• GOAL:
Output the records exactly. Include every line.

···

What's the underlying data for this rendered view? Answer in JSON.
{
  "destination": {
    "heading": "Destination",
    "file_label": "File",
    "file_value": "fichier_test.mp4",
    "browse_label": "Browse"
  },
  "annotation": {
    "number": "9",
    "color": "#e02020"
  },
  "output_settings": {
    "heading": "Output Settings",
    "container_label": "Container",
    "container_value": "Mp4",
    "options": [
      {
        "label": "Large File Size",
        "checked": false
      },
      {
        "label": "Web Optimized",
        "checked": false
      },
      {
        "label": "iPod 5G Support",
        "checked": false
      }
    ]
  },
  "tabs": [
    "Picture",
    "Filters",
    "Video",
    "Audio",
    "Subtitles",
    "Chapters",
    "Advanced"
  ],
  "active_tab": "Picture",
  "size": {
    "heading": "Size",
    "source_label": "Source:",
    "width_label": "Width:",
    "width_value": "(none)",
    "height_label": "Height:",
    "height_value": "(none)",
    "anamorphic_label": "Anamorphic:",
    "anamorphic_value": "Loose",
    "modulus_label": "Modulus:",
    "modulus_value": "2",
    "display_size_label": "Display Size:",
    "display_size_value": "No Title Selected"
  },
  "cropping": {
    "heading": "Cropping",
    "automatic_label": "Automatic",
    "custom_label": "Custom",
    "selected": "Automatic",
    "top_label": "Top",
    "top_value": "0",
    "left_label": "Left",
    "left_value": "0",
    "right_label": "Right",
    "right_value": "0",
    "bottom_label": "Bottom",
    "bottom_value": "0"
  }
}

···

• WRITTEN ANSWER:
What's the underlying data for this rendered view? Answer in JSON.
{
  "destination": {
    "heading": "Destination",
    "file_label": "File",
    "file_value": "fichier_test.mp4",
    "browse_label": "Browse"
  },
  "annotation": {
    "number": "9",
    "color": "#e02020"
  },
  "output_settings": {
    "heading": "Output Settings",
    "container_label": "Container",
    "container_value": "Mp4",
    "options": [
      {
        "label": "Large File Size",
        "checked": false
      },
      {
        "label": "Web Optimized",
        "checked": false
      },
      {
        "label": "iPod 5G Support",
        "checked": false
      }
    ]
  },
  "tabs": [
    "Picture",
    "Filters",
    "Video",
    "Audio",
    "Subtitles",
    "Chapters",
    "Advanced"
  ],
  "active_tab": "Picture",
  "size": {
    "heading": "Size",
    "source_label": "Source:",
    "width_label": "Width:",
    "width_value": "(none)",
    "height_label": "Height:",
    "height_value": "(none)",
    "anamorphic_label": "Anamorphic:",
    "anamorphic_value": "Loose",
    "modulus_label": "Modulus:",
    "modulus_value": "2",
    "display_size_label": "Display Size:",
    "display_size_value": "No Title Selected"
  },
  "cropping": {
    "heading": "Cropping",
    "automatic_label": "Automatic",
    "custom_label": "Custom",
    "selected": "Automatic",
    "top_label": "Top",
    "top_value": "0",
    "left_label": "Left",
    "left_value": "0",
    "right_label": "Right",
    "right_value": "0",
    "bottom_label": "Bottom",
    "bottom_value": "0"
  }
}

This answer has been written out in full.